## [Exercise objective]
Give every line of the material again, exactly as written.

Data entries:
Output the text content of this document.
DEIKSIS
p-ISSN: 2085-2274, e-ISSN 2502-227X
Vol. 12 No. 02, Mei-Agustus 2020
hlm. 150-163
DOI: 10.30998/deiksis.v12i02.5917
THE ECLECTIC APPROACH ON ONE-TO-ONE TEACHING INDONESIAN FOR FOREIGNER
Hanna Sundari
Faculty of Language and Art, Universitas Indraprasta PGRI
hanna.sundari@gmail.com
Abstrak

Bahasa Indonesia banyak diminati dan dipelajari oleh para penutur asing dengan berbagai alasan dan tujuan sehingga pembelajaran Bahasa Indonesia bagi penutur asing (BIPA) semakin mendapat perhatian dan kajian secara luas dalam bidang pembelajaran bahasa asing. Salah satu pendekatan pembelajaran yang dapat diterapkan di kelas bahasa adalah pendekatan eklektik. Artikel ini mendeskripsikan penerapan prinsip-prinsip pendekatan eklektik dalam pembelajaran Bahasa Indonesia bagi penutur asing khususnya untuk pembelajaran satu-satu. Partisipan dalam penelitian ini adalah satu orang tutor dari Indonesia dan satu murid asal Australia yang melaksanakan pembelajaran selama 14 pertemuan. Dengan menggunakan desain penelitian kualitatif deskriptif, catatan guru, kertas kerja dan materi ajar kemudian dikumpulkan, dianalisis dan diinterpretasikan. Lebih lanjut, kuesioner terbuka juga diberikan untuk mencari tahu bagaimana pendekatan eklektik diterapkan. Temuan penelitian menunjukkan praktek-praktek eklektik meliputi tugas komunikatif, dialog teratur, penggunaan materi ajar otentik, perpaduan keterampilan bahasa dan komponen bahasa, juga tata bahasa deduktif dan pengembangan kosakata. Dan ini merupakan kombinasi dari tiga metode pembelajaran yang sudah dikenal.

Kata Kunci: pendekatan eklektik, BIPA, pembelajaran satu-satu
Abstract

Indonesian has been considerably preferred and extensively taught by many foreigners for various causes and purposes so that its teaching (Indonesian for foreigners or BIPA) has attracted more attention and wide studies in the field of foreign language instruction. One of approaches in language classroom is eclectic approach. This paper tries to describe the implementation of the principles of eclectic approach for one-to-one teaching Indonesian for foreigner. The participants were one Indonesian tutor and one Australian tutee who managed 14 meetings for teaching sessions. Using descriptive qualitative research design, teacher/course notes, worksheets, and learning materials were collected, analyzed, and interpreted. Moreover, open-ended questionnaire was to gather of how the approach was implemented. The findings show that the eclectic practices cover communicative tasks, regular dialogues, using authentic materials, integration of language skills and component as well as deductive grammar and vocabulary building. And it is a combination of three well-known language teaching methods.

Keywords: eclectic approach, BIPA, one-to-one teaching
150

## [Complete response]
Output the text content of this document.
DEIKSIS
p-ISSN: 2085-2274, e-ISSN 2502-227X
Vol. 12 No. 02, Mei-Agustus 2020
hlm. 150-163
DOI: 10.30998/deiksis.v12i02.5917
THE ECLECTIC APPROACH ON ONE-TO-ONE TEACHING INDONESIAN FOR FOREIGNER
Hanna Sundari
Faculty of Language and Art, Universitas Indraprasta PGRI
hanna.sundari@gmail.com
Abstrak

Bahasa Indonesia banyak diminati dan dipelajari oleh para penutur asing dengan berbagai alasan dan tujuan sehingga pembelajaran Bahasa Indonesia bagi penutur asing (BIPA) semakin mendapat perhatian dan kajian secara luas dalam bidang pembelajaran bahasa asing. Salah satu pendekatan pembelajaran yang dapat diterapkan di kelas bahasa adalah pendekatan eklektik. Artikel ini mendeskripsikan penerapan prinsip-prinsip pendekatan eklektik dalam pembelajaran Bahasa Indonesia bagi penutur asing khususnya untuk pembelajaran satu-satu. Partisipan dalam penelitian ini adalah satu orang tutor dari Indonesia dan satu murid asal Australia yang melaksanakan pembelajaran selama 14 pertemuan. Dengan menggunakan desain penelitian kualitatif deskriptif, catatan guru, kertas kerja dan materi ajar kemudian dikumpulkan, dianalisis dan diinterpretasikan. Lebih lanjut, kuesioner terbuka juga diberikan untuk mencari tahu bagaimana pendekatan eklektik diterapkan. Temuan penelitian menunjukkan praktek-praktek eklektik meliputi tugas komunikatif, dialog teratur, penggunaan materi ajar otentik, perpaduan keterampilan bahasa dan komponen bahasa, juga tata bahasa deduktif dan pengembangan kosakata. Dan ini merupakan kombinasi dari tiga metode pembelajaran yang sudah dikenal.

Kata Kunci: pendekatan eklektik, BIPA, pembelajaran satu-satu
Abstract

Indonesian has been considerably preferred and extensively taught by many foreigners for various causes and purposes so that its teaching (Indonesian for foreigners or BIPA) has attracted more attention and wide studies in the field of foreign language instruction. One of approaches in language classroom is eclectic approach. This paper tries to describe the implementation of the principles of eclectic approach for one-to-one teaching Indonesian for foreigner. The participants were one Indonesian tutor and one Australian tutee who managed 14 meetings for teaching sessions. Using descriptive qualitative research design, teacher/course notes, worksheets, and learning materials were collected, analyzed, and interpreted. Moreover, open-ended questionnaire was to gather of how the approach was implemented. The findings show that the eclectic practices cover communicative tasks, regular dialogues, using authentic materials, integration of language skills and component as well as deductive grammar and vocabulary building. And it is a combination of three well-known language teaching methods.

Keywords: eclectic approach, BIPA, one-to-one teaching
150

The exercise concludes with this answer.